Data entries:
┌──

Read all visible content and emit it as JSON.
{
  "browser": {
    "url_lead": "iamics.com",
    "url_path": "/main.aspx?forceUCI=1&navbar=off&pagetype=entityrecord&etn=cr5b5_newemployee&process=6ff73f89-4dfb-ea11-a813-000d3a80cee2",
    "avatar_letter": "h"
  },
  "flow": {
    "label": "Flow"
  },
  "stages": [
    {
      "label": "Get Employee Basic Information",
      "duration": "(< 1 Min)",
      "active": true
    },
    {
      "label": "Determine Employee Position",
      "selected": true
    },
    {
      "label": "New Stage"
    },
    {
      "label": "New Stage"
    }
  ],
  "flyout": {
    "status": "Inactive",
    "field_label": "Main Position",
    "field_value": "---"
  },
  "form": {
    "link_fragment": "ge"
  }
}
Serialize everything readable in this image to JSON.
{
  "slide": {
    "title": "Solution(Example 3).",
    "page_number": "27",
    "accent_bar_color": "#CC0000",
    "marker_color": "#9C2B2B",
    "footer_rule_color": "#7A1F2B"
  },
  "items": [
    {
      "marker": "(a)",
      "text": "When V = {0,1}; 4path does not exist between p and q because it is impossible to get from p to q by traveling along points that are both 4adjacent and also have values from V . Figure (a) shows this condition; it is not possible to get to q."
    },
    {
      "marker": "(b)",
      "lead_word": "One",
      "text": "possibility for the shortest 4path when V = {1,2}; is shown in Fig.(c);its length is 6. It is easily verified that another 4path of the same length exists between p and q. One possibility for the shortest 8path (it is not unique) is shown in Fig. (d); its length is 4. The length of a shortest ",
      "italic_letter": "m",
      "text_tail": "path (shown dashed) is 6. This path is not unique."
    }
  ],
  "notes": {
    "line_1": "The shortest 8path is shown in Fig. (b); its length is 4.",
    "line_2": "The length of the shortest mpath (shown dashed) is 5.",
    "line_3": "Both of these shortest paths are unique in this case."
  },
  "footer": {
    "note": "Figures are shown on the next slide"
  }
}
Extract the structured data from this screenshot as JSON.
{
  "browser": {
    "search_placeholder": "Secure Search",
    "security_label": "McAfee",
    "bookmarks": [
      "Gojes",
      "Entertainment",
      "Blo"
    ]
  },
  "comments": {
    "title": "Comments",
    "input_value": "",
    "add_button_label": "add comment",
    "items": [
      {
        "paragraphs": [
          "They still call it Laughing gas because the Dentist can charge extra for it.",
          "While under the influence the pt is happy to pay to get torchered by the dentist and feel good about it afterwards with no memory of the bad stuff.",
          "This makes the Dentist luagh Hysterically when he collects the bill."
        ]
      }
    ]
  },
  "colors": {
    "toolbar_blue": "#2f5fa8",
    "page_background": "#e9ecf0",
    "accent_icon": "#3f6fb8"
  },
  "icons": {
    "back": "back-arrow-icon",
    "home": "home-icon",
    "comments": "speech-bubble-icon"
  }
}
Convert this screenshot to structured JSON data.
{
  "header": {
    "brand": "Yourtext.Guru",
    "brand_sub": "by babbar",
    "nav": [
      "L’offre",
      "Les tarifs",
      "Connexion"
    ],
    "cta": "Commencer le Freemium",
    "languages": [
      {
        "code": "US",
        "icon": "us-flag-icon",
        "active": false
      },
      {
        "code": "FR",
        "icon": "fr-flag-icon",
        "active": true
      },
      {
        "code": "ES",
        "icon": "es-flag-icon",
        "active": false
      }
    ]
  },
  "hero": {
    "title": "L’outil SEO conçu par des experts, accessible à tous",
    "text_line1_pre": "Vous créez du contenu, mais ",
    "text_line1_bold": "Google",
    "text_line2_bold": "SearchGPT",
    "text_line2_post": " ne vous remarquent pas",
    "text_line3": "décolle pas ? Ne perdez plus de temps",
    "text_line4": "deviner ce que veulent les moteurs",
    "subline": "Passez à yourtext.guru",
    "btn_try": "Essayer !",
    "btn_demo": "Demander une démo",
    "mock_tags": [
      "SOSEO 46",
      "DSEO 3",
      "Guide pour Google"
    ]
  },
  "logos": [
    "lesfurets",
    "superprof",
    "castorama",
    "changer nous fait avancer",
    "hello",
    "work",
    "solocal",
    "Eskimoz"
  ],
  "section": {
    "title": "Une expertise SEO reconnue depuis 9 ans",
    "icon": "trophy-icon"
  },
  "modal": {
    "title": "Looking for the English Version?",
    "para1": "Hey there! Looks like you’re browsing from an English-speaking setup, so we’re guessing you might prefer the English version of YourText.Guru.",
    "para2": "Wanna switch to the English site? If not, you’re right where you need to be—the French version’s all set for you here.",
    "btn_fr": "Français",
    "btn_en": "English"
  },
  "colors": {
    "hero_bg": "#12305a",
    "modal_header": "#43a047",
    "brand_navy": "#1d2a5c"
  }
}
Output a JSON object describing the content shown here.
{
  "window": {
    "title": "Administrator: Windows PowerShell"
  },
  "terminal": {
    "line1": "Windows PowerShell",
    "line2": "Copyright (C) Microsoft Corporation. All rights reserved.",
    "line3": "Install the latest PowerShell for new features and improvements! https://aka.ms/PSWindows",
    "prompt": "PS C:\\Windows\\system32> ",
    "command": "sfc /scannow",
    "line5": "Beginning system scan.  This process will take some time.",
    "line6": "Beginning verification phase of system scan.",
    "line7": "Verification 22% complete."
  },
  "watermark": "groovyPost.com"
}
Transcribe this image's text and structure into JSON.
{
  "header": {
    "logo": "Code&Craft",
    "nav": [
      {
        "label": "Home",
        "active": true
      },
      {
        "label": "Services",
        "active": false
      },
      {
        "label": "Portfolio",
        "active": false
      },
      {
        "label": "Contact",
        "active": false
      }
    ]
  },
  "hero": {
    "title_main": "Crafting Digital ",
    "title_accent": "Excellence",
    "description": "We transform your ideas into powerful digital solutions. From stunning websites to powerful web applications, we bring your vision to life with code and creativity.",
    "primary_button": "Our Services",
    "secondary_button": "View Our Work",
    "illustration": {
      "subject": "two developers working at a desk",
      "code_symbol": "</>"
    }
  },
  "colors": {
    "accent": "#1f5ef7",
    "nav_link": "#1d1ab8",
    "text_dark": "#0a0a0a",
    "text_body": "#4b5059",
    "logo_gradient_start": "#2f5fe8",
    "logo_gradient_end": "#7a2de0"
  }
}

└──

## EXERCISE PROMPT
Scan the material above. Return every line containing the string "JSON".

## OUTPUT
Read all visible content and emit it as JSON.
Serialize everything readable in this image to JSON.
Extract the structured data from this screenshot as JSON.
Convert this screenshot to structured JSON data.
Output a JSON object describing the content shown here.
Transcribe this image's text and structure into JSON.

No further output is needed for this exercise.